[Stored records]
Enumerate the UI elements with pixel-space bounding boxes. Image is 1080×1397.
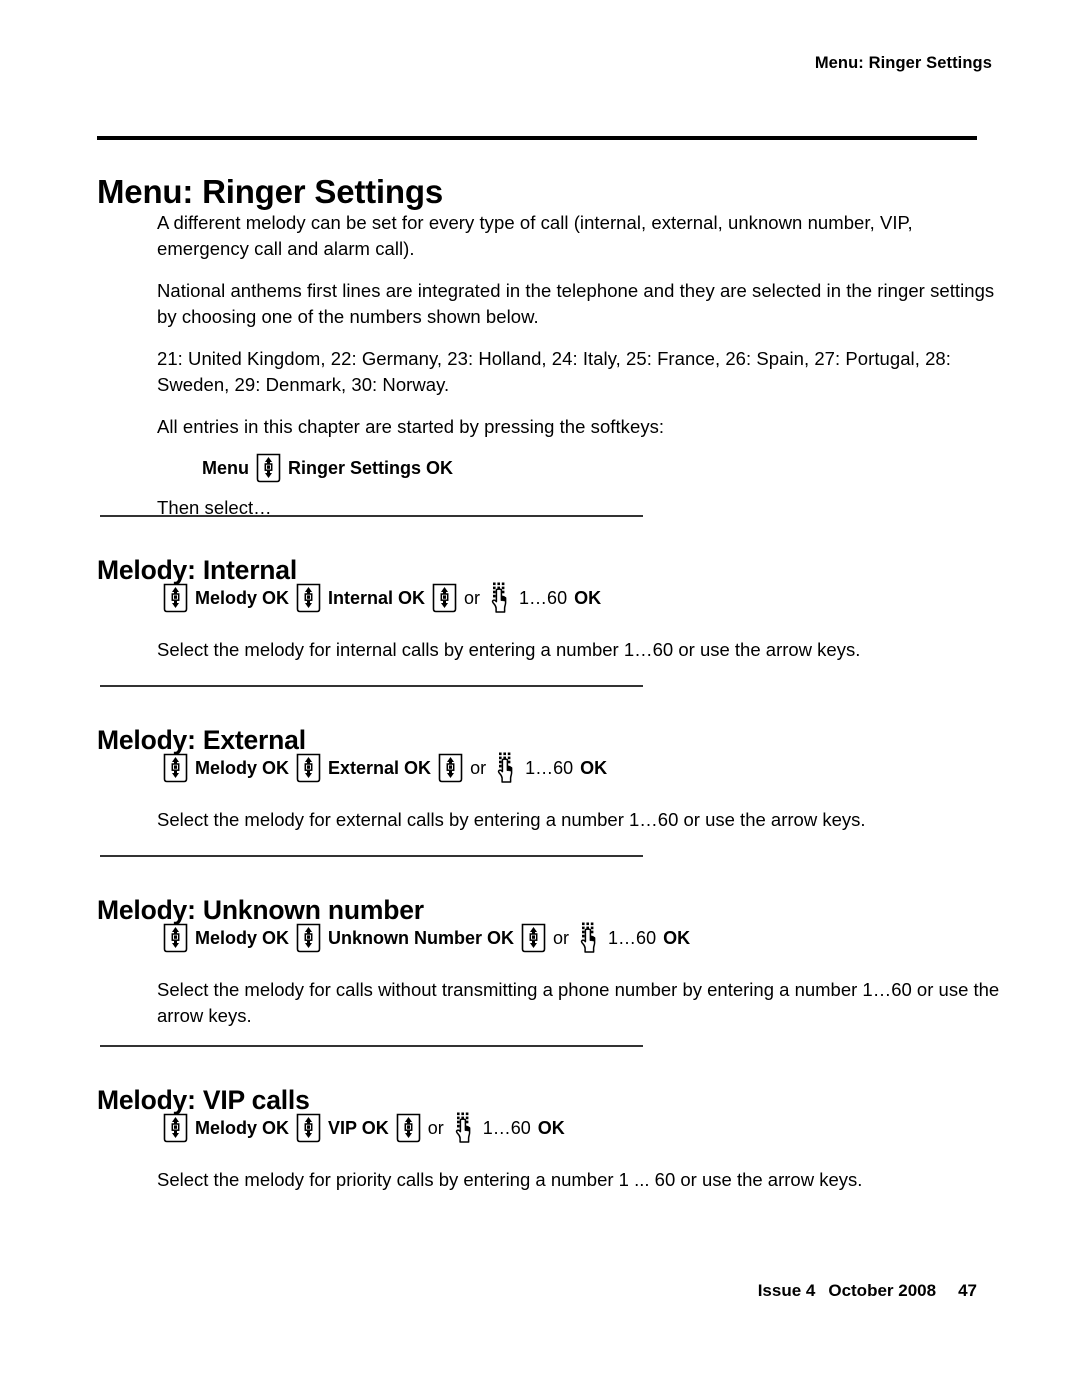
nav-rocker-key-icon xyxy=(438,753,463,783)
footer-issue: Issue 4 xyxy=(757,1281,816,1300)
softkey-sequence: Melody OK VIP OK or 1…60 OK xyxy=(163,1112,572,1143)
keypad-hand-icon xyxy=(487,582,511,613)
intro-paragraph-4: All entries in this chapter are started … xyxy=(157,416,665,437)
softkey-label-option-ok: Internal OK xyxy=(328,587,426,608)
keypad-hand-icon xyxy=(451,1112,475,1143)
document-page: Menu: Ringer Settings Menu: Ringer Setti… xyxy=(0,0,1080,1397)
softkey-or-label: or xyxy=(427,1117,444,1138)
footer-date: October 2008 xyxy=(828,1281,937,1300)
footer-page-number: 47 xyxy=(958,1281,977,1300)
softkey-label-option-ok: VIP OK xyxy=(328,1117,389,1138)
keypad-hand-icon xyxy=(493,752,517,783)
nav-rocker-key-icon xyxy=(396,1113,421,1143)
nav-rocker-key-icon xyxy=(163,583,188,613)
softkey-range-label: 1…60 xyxy=(519,587,568,608)
nav-rocker-key-icon xyxy=(163,923,188,953)
softkey-label-option-ok: Unknown Number OK xyxy=(328,927,515,948)
section-description: Select the melody for internal calls by … xyxy=(157,638,861,660)
softkey-or-label: or xyxy=(470,757,487,778)
softkey-label-menu: Menu xyxy=(202,458,249,478)
softkey-confirm-ok: OK xyxy=(574,587,602,608)
chapter-intro: A different melody can be set for every … xyxy=(157,210,997,537)
section-rule xyxy=(100,685,643,687)
softkey-confirm-ok: OK xyxy=(663,927,691,948)
keypad-hand-icon xyxy=(576,922,600,953)
intro-paragraph-2: National anthems first lines are integra… xyxy=(157,280,995,327)
softkey-label-melody-ok: Melody OK xyxy=(195,587,290,608)
nav-rocker-key-icon xyxy=(521,923,546,953)
nav-rocker-key-icon xyxy=(296,923,321,953)
chapter-top-rule xyxy=(97,136,977,140)
intro-paragraph-1: A different melody can be set for every … xyxy=(157,212,913,259)
section-rule xyxy=(100,1045,643,1047)
softkey-label-melody-ok: Melody OK xyxy=(195,927,290,948)
then-select-text: Then select… xyxy=(157,497,272,518)
nav-rocker-key-icon xyxy=(163,1113,188,1143)
page-footer: Issue 4 October 2008 47 xyxy=(0,1281,977,1301)
section-rule xyxy=(100,515,643,517)
softkey-sequence: Melody OK Unknown Number OK or 1…60 OK xyxy=(163,922,697,953)
section-description: Select the melody for external calls by … xyxy=(157,808,866,830)
anthem-number-list: 21: United Kingdom, 22: Germany, 23: Hol… xyxy=(157,348,951,395)
softkey-sequence: Melody OK External OK or 1…60 OK xyxy=(163,752,614,783)
running-header: Menu: Ringer Settings xyxy=(814,54,992,72)
softkey-confirm-ok: OK xyxy=(537,1117,565,1138)
nav-rocker-key-icon xyxy=(296,583,321,613)
softkey-or-label: or xyxy=(464,587,481,608)
softkey-label-melody-ok: Melody OK xyxy=(195,757,290,778)
softkey-or-label: or xyxy=(553,927,570,948)
softkey-range-label: 1…60 xyxy=(608,927,657,948)
nav-rocker-key-icon xyxy=(432,583,457,613)
softkey-sequence-chapter: Menu Ringer Settings OK xyxy=(202,453,997,483)
softkey-label-option-ok: External OK xyxy=(328,757,432,778)
section-description: Select the melody for calls without tran… xyxy=(157,978,1000,1026)
nav-rocker-key-icon xyxy=(256,453,281,483)
nav-rocker-key-icon xyxy=(296,753,321,783)
softkey-range-label: 1…60 xyxy=(525,757,574,778)
softkey-range-label: 1…60 xyxy=(482,1117,531,1138)
softkey-label-ringer-settings-ok: Ringer Settings OK xyxy=(288,458,454,478)
nav-rocker-key-icon xyxy=(296,1113,321,1143)
softkey-confirm-ok: OK xyxy=(580,757,608,778)
softkey-label-melody-ok: Melody OK xyxy=(195,1117,290,1138)
nav-rocker-key-icon xyxy=(163,753,188,783)
section-rule xyxy=(100,855,643,857)
softkey-sequence: Melody OK Internal OK or 1…60 OK xyxy=(163,582,608,613)
page-title: Menu: Ringer Settings xyxy=(97,173,443,211)
section-description: Select the melody for priority calls by … xyxy=(157,1168,863,1190)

WHAT TO WORK ON:
Copy out the lines of the stored records starting at the one containing "nav-rocker-key-icon xyxy=(438,753,463,783)" and ending at the one containing "softkey-or-label: or xyxy=(427,1117,444,1138)", both included, with no changes.

OUTPUT FOR THIS EXERCISE:
nav-rocker-key-icon xyxy=(438,753,463,783)
footer-issue: Issue 4 xyxy=(757,1281,816,1300)
softkey-sequence: Melody OK VIP OK or 1…60 OK xyxy=(163,1112,572,1143)
keypad-hand-icon xyxy=(487,582,511,613)
intro-paragraph-4: All entries in this chapter are started … xyxy=(157,416,665,437)
softkey-label-option-ok: Internal OK xyxy=(328,587,426,608)
keypad-hand-icon xyxy=(451,1112,475,1143)
document-page: Menu: Ringer Settings Menu: Ringer Setti… xyxy=(0,0,1080,1397)
softkey-or-label: or xyxy=(427,1117,444,1138)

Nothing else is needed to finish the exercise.